Stored entries:
· · · · · · ·

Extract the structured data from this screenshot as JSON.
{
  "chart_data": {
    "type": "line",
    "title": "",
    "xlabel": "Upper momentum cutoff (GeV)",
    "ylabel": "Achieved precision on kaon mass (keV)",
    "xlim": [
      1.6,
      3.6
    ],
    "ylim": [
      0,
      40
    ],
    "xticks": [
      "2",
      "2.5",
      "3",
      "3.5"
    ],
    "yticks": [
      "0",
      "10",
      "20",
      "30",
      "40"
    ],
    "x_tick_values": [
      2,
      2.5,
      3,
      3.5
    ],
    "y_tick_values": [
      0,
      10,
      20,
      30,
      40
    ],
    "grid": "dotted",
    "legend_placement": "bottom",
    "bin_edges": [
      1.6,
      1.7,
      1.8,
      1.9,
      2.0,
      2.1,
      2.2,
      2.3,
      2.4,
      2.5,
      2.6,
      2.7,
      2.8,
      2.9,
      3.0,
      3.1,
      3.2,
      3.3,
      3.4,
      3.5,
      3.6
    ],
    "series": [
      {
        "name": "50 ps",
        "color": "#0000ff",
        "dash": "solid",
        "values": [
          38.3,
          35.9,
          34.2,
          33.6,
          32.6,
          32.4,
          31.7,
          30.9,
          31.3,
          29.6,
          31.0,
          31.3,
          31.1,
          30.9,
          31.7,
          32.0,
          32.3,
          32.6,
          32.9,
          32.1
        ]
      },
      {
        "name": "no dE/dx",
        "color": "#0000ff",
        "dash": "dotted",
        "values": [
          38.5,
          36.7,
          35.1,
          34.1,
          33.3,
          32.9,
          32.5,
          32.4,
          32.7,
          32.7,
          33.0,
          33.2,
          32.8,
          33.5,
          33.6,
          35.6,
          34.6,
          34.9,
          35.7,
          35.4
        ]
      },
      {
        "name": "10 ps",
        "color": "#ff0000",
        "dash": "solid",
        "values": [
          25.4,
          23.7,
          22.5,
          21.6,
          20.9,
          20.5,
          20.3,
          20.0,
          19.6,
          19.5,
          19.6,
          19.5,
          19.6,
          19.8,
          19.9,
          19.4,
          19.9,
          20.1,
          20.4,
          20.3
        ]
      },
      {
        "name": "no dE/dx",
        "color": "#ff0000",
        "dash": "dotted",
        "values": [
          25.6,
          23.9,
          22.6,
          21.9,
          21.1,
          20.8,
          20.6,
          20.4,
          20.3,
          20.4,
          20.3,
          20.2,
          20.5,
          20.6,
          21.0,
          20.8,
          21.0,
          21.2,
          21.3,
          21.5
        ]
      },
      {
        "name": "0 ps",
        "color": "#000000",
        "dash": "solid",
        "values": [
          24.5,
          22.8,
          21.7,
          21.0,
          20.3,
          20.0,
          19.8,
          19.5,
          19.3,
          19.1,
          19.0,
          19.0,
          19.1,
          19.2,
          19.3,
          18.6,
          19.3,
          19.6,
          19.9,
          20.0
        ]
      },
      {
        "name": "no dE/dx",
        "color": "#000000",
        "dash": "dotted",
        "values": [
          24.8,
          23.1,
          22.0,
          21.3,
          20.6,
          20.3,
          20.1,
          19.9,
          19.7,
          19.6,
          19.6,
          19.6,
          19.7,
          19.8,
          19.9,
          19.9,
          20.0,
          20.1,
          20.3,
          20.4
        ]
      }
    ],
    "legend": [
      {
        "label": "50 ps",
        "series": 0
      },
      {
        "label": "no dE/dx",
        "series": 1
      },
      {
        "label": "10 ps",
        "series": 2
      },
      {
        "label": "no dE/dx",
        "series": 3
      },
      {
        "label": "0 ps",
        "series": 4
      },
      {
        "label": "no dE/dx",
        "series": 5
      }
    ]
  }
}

· · · · · · ·

- [TASK]: Output all preceding records character for character.

- [RIGHT ANSWER]:
Extract the structured data from this screenshot as JSON.
{
  "chart_data": {
    "type": "line",
    "title": "",
    "xlabel": "Upper momentum cutoff (GeV)",
    "ylabel": "Achieved precision on kaon mass (keV)",
    "xlim": [
      1.6,
      3.6
    ],
    "ylim": [
      0,
      40
    ],
    "xticks": [
      "2",
      "2.5",
      "3",
      "3.5"
    ],
    "yticks": [
      "0",
      "10",
      "20",
      "30",
      "40"
    ],
    "x_tick_values": [
      2,
      2.5,
      3,
      3.5
    ],
    "y_tick_values": [
      0,
      10,
      20,
      30,
      40
    ],
    "grid": "dotted",
    "legend_placement": "bottom",
    "bin_edges": [
      1.6,
      1.7,
      1.8,
      1.9,
      2.0,
      2.1,
      2.2,
      2.3,
      2.4,
      2.5,
      2.6,
      2.7,
      2.8,
      2.9,
      3.0,
      3.1,
      3.2,
      3.3,
      3.4,
      3.5,
      3.6
    ],
    "series": [
      {
        "name": "50 ps",
        "color": "#0000ff",
        "dash": "solid",
        "values": [
          38.3,
          35.9,
          34.2,
          33.6,
          32.6,
          32.4,
          31.7,
          30.9,
          31.3,
          29.6,
          31.0,
          31.3,
          31.1,
          30.9,
          31.7,
          32.0,
          32.3,
          32.6,
          32.9,
          32.1
        ]
      },
      {
        "name": "no dE/dx",
        "color": "#0000ff",
        "dash": "dotted",
        "values": [
          38.5,
          36.7,
          35.1,
          34.1,
          33.3,
          32.9,
          32.5,
          32.4,
          32.7,
          32.7,
          33.0,
          33.2,
          32.8,
          33.5,
          33.6,
          35.6,
          34.6,
          34.9,
          35.7,
          35.4
        ]
      },
      {
        "name": "10 ps",
        "color": "#ff0000",
        "dash": "solid",
        "values": [
          25.4,
          23.7,
          22.5,
          21.6,
          20.9,
          20.5,
          20.3,
          20.0,
          19.6,
          19.5,
          19.6,
          19.5,
          19.6,
          19.8,
          19.9,
          19.4,
          19.9,
          20.1,
          20.4,
          20.3
        ]
      },
      {
        "name": "no dE/dx",
        "color": "#ff0000",
        "dash": "dotted",
        "values": [
          25.6,
          23.9,
          22.6,
          21.9,
          21.1,
          20.8,
          20.6,
          20.4,
          20.3,
          20.4,
          20.3,
          20.2,
          20.5,
          20.6,
          21.0,
          20.8,
          21.0,
          21.2,
          21.3,
          21.5
        ]
      },
      {
        "name": "0 ps",
        "color": "#000000",
        "dash": "solid",
        "values": [
          24.5,
          22.8,
          21.7,
          21.0,
          20.3,
          20.0,
          19.8,
          19.5,
          19.3,
          19.1,
          19.0,
          19.0,
          19.1,
          19.2,
          19.3,
          18.6,
          19.3,
          19.6,
          19.9,
          20.0
        ]
      },
      {
        "name": "no dE/dx",
        "color": "#000000",
        "dash": "dotted",
        "values": [
          24.8,
          23.1,
          22.0,
          21.3,
          20.6,
          20.3,
          20.1,
          19.9,
          19.7,
          19.6,
          19.6,
          19.6,
          19.7,
          19.8,
          19.9,
          19.9,
          20.0,
          20.1,
          20.3,
          20.4
        ]
      }
    ],
    "legend": [
      {
        "label": "50 ps",
        "series": 0
      },
      {
        "label": "no dE/dx",
        "series": 1
      },
      {
        "label": "10 ps",
        "series": 2
      },
      {
        "label": "no dE/dx",
        "series": 3
      },
      {
        "label": "0 ps",
        "series": 4
      },
      {
        "label": "no dE/dx",
        "series": 5
      }
    ]
  }
}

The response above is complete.